TASK DESCRIPTION: Copy each line of the records that contains the word "effeito".

DATA SHOWN:
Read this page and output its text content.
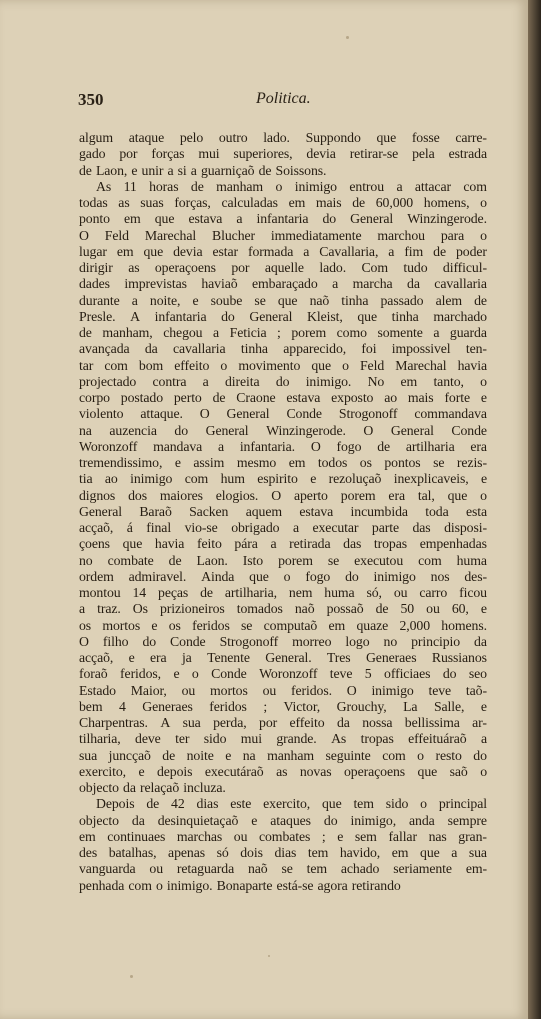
350	Politica.
algum ataque pelo outro lado. Suppondo que fosse carre-
gado por forças mui superiores, devia retirar-se pela estrada
de Laon, e unir a si a guarniçaõ de Soissons.
As 11 horas de manham o inimigo entrou a attacar com
todas as suas forças, calculadas em mais de 60,000 homens, o
ponto em que estava a infantaria do General Winzingerode.
O Feld Marechal Blucher immediatamente marchou para o
lugar em que devia estar formada a Cavallaria, a fim de poder
dirigir as operaçoens por aquelle lado. Com tudo difficul-
dades imprevistas haviaõ embaraçado a marcha da cavallaria
durante a noite, e soube se que naõ tinha passado alem de
Presle. A infantaria do General Kleist, que tinha marchado
de manham, chegou a Feticia ; porem como somente a guarda
avançada da cavallaria tinha apparecido, foi impossivel ten-
tar com bom effeito o movimento que o Feld Marechal havia
projectado contra a direita do inimigo. No em tanto, o
corpo postado perto de Craone estava exposto ao mais forte e
violento attaque. O General Conde Strogonoff commandava
na auzencia do General Winzingerode. O General Conde
Woronzoff mandava a infantaria. O fogo de artilharia era
tremendissimo, e assim mesmo em todos os pontos se rezis-
tia ao inimigo com hum espirito e rezoluçaõ inexplicaveis, e
dignos dos maiores elogios. O aperto porem era tal, que o
General Baraõ Sacken aquem estava incumbida toda esta
acçaõ, á final vio-se obrigado a executar parte das disposi-
çoens que havia feito pára a retirada das tropas empenhadas
no combate de Laon. Isto porem se executou com huma
ordem admiravel. Ainda que o fogo do inimigo nos des-
montou 14 peças de artilharia, nem huma só, ou carro ficou
a traz. Os prizioneiros tomados naõ possaõ de 50 ou 60, e
os mortos e os feridos se computaõ em quaze 2,000 homens.
O filho do Conde Strogonoff morreo logo no principio da
acçaõ, e era ja Tenente General. Tres Generaes Russianos
foraõ feridos, e o Conde Woronzoff teve 5 officiaes do seo
Estado Maior, ou mortos ou feridos. O inimigo teve taõ-
bem 4 Generaes feridos ; Victor, Grouchy, La Salle, e
Charpentras. A sua perda, por effeito da nossa bellissima ar-
tilharia, deve ter sido mui grande. As tropas effeituáraõ a
sua juncçaõ de noite e na manham seguinte com o resto do
exercito, e depois executáraõ as novas operaçoens que saõ o
objecto da relaçaõ incluza.
Depois de 42 dias este exercito, que tem sido o principal
objecto da desinquietaçaõ e ataques do inimigo, anda sempre
em continuaes marchas ou combates ; e sem fallar nas gran-
des batalhas, apenas só dois dias tem havido, em que a sua
vanguarda ou retaguarda naõ se tem achado seriamente em-
penhada com o inimigo. Bonaparte está-se agora retirando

FINISHED EXERCISE:
tar com bom effeito o movimento que o Feld Marechal havia
Charpentras. A sua perda, por effeito da nossa bellissima ar-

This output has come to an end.